WRITTEN EXERCISE — State how many lines of the entries below hold the word "Abbildung"; reply with nothing but the number.

EXERCISE INPUT —
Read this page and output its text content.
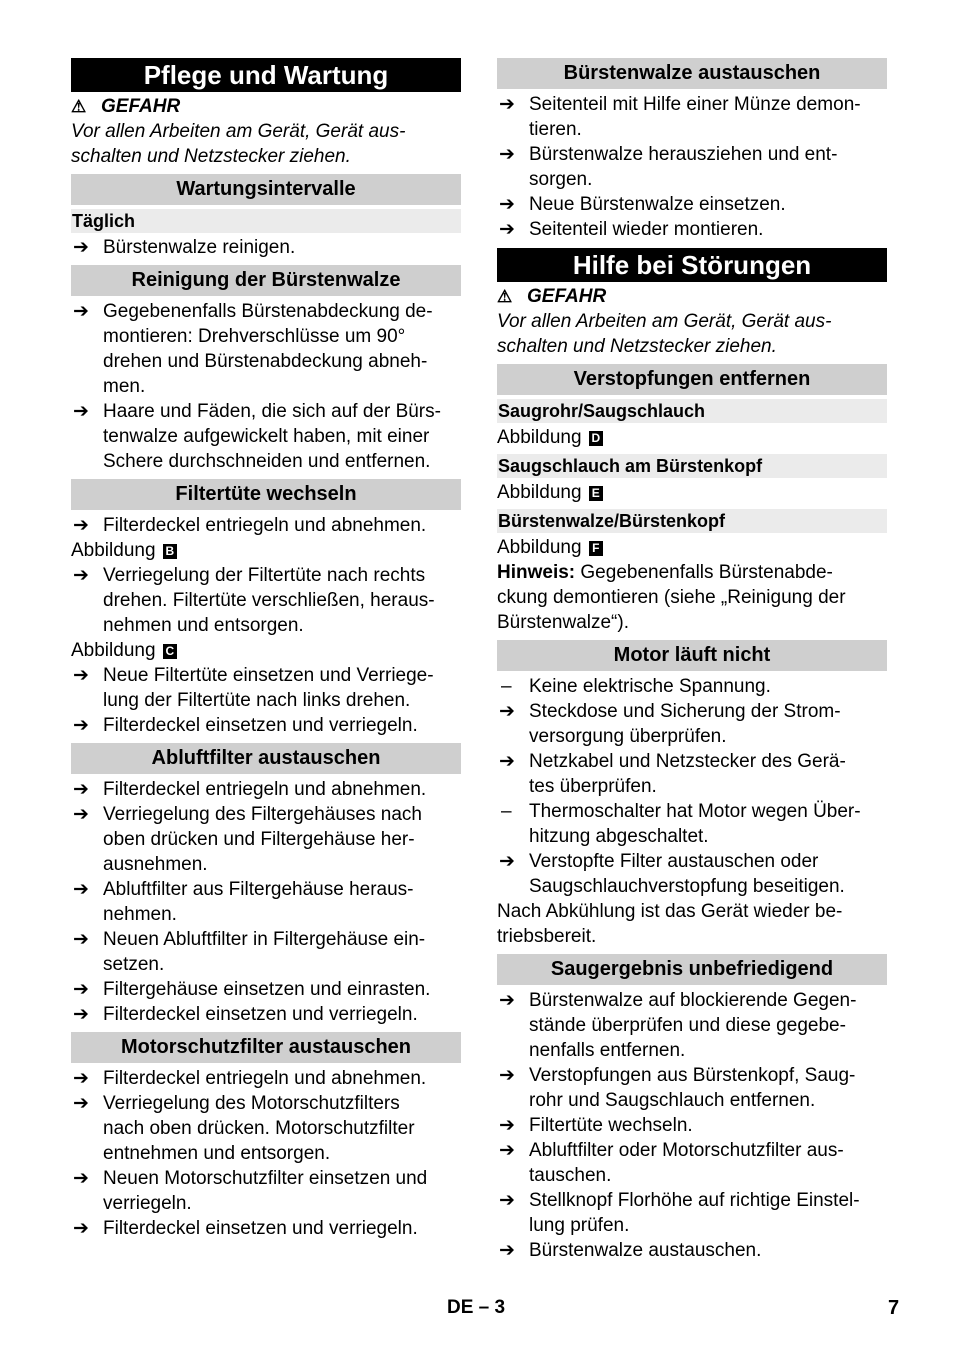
Pflege und Wartung
⚠ GEFAHR
Vor allen Arbeiten am Gerät, Gerät aus-
schalten und Netzstecker ziehen.
Wartungsintervalle
Täglich
➔ Bürstenwalze reinigen.
Reinigung der Bürstenwalze
➔ Gegebenenfalls Bürstenabdeckung de-
montieren: Drehverschlüsse um 90°
drehen und Bürstenabdeckung abneh-
men.
➔ Haare und Fäden, die sich auf der Bürs-
tenwalze aufgewickelt haben, mit einer
Schere durchschneiden und entfernen.
Filtertüte wechseln
➔ Filterdeckel entriegeln und abnehmen.
Abbildung B
➔ Verriegelung der Filtertüte nach rechts
drehen. Filtertüte verschließen, heraus-
nehmen und entsorgen.
Abbildung C
➔ Neue Filtertüte einsetzen und Verriege-
lung der Filtertüte nach links drehen.
➔ Filterdeckel einsetzen und verriegeln.
Abluftfilter austauschen
➔ Filterdeckel entriegeln und abnehmen.
➔ Verriegelung des Filtergehäuses nach
oben drücken und Filtergehäuse her-
ausnehmen.
➔ Abluftfilter aus Filtergehäuse heraus-
nehmen.
➔ Neuen Abluftfilter in Filtergehäuse ein-
setzen.
➔ Filtergehäuse einsetzen und einrasten.
➔ Filterdeckel einsetzen und verriegeln.
Motorschutzfilter austauschen
➔ Filterdeckel entriegeln und abnehmen.
➔ Verriegelung des Motorschutzfilters
nach oben drücken. Motorschutzfilter
entnehmen und entsorgen.
➔ Neuen Motorschutzfilter einsetzen und
verriegeln.
➔ Filterdeckel einsetzen und verriegeln.
Bürstenwalze austauschen
➔ Seitenteil mit Hilfe einer Münze demon-
tieren.
➔ Bürstenwalze herausziehen und ent-
sorgen.
➔ Neue Bürstenwalze einsetzen.
➔ Seitenteil wieder montieren.
Hilfe bei Störungen
⚠ GEFAHR
Vor allen Arbeiten am Gerät, Gerät aus-
schalten und Netzstecker ziehen.
Verstopfungen entfernen
Saugrohr/Saugschlauch
Abbildung D
Saugschlauch am Bürstenkopf
Abbildung E
Bürstenwalze/Bürstenkopf
Abbildung F
Hinweis: Gegebenenfalls Bürstenabde-
ckung demontieren (siehe „Reinigung der
Bürstenwalze“).
Motor läuft nicht
– Keine elektrische Spannung.
➔ Steckdose und Sicherung der Strom-
versorgung überprüfen.
➔ Netzkabel und Netzstecker des Gerä-
tes überprüfen.
– Thermoschalter hat Motor wegen Über-
hitzung abgeschaltet.
➔ Verstopfte Filter austauschen oder
Saugschlauchverstopfung beseitigen.
Nach Abkühlung ist das Gerät wieder be-
triebsbereit.
Saugergebnis unbefriedigend
➔ Bürstenwalze auf blockierende Gegen-
stände überprüfen und diese gegebe-
nenfalls entfernen.
➔ Verstopfungen aus Bürstenkopf, Saug-
rohr und Saugschlauch entfernen.
➔ Filtertüte wechseln.
➔ Abluftfilter oder Motorschutzfilter aus-
tauschen.
➔ Stellknopf Florhöhe auf richtige Einstel-
lung prüfen.
➔ Bürstenwalze austauschen.
DE – 3	7
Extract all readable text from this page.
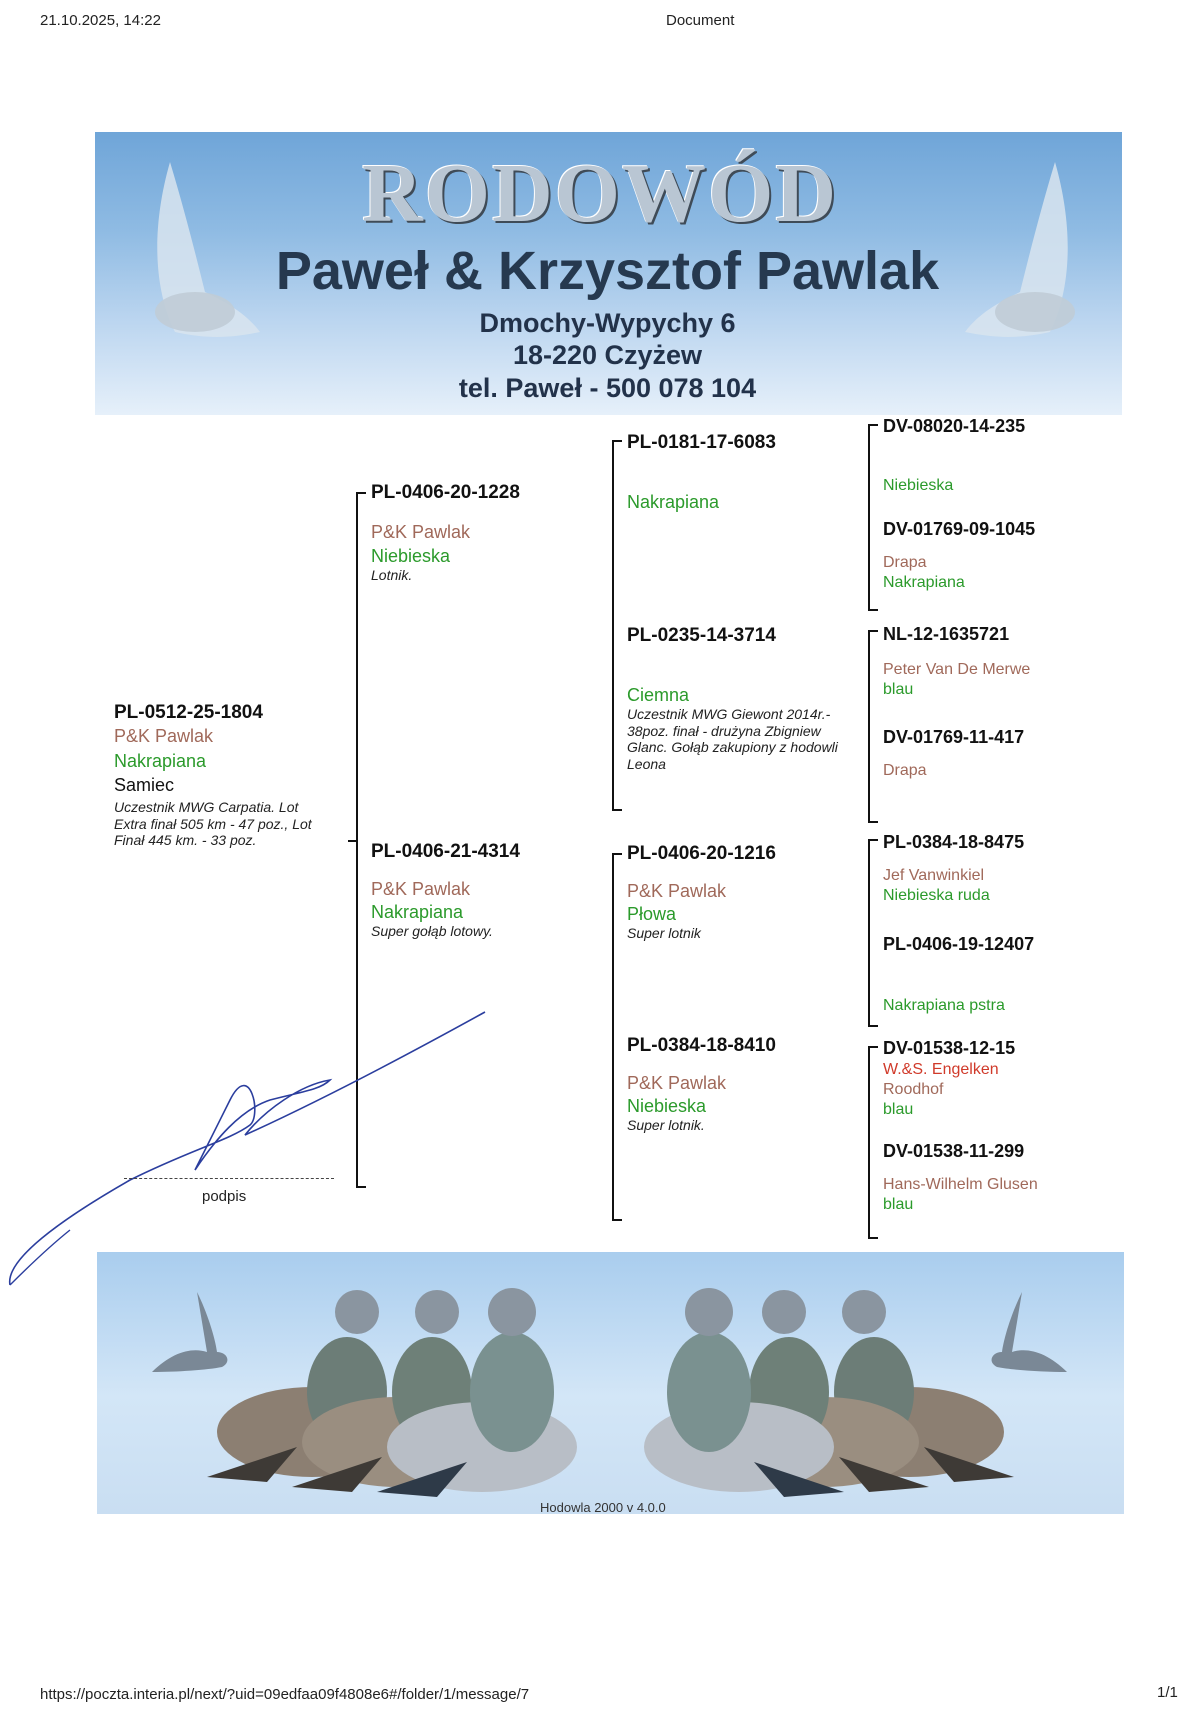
21.10.2025, 14:22	Document
RODOWÓD
Paweł & Krzysztof Pawlak
Dmochy-Wypychy 6
18-220 Czyżew
tel. Paweł - 500 078 104
PL-0512-25-1804
P&K Pawlak
Nakrapiana
Samiec
Uczestnik MWG Carpatia. Lot Extra finał 505 km - 47 poz., Lot Finał 445 km. - 33 poz.
podpis
PL-0406-20-1228
P&K Pawlak
Niebieska
Lotnik.
PL-0406-21-4314
P&K Pawlak
Nakrapiana
Super gołąb lotowy.
PL-0181-17-6083
Nakrapiana
PL-0235-14-3714
Ciemna
Uczestnik MWG Giewont 2014r.- 38poz. finał - drużyna Zbigniew Glanc. Gołąb zakupiony z hodowli Leona
PL-0406-20-1216
P&K Pawlak
Płowa
Super lotnik
PL-0384-18-8410
P&K Pawlak
Niebieska
Super lotnik.
DV-08020-14-235
Niebieska
DV-01769-09-1045
Drapa
Nakrapiana
NL-12-1635721
Peter Van De Merwe
blau
DV-01769-11-417
Drapa
PL-0384-18-8475
Jef Vanwinkiel
Niebieska ruda
PL-0406-19-12407
Nakrapiana pstra
DV-01538-12-15
W.&S. Engelken
Roodhof
blau
DV-01538-11-299
Hans-Wilhelm Glusen
blau
Hodowla 2000 v 4.0.0
https://poczta.interia.pl/next/?uid=09edfaa09f4808e6#/folder/1/message/7	1/1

ANSWER TO THIS EXERCISE — 5